#### DIRECTION:
Count the lines in the material below that contain the string "transm", and reply with only that number.

#### DATA PROVIDED:
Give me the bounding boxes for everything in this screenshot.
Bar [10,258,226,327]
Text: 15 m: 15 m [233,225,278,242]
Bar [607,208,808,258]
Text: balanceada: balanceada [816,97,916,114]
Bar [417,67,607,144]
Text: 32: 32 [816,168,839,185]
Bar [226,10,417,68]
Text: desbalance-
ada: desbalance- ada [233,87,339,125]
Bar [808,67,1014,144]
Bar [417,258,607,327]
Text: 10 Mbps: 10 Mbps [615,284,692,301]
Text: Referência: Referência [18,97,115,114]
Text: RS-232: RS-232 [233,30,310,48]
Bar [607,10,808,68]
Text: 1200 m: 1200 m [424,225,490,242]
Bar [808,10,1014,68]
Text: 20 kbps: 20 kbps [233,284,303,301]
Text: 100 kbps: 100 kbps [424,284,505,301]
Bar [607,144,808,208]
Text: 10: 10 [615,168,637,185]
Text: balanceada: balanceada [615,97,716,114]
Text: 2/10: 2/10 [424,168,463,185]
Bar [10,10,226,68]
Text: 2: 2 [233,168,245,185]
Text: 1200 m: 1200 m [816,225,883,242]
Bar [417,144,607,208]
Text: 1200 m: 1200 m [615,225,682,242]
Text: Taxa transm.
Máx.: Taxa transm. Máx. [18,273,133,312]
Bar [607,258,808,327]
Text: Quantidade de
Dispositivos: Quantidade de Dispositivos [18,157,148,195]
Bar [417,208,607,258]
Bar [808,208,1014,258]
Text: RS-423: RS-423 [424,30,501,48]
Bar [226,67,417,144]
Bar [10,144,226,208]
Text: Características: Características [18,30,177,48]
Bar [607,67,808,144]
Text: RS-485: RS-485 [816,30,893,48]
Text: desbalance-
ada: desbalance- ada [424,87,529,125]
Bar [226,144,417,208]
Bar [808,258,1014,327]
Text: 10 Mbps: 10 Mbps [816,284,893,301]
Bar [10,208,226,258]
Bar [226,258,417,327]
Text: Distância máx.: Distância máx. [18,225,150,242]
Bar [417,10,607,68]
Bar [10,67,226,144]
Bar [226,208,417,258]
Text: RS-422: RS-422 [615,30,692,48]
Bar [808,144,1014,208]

#### SOLUTION FOR THIS TASK:
2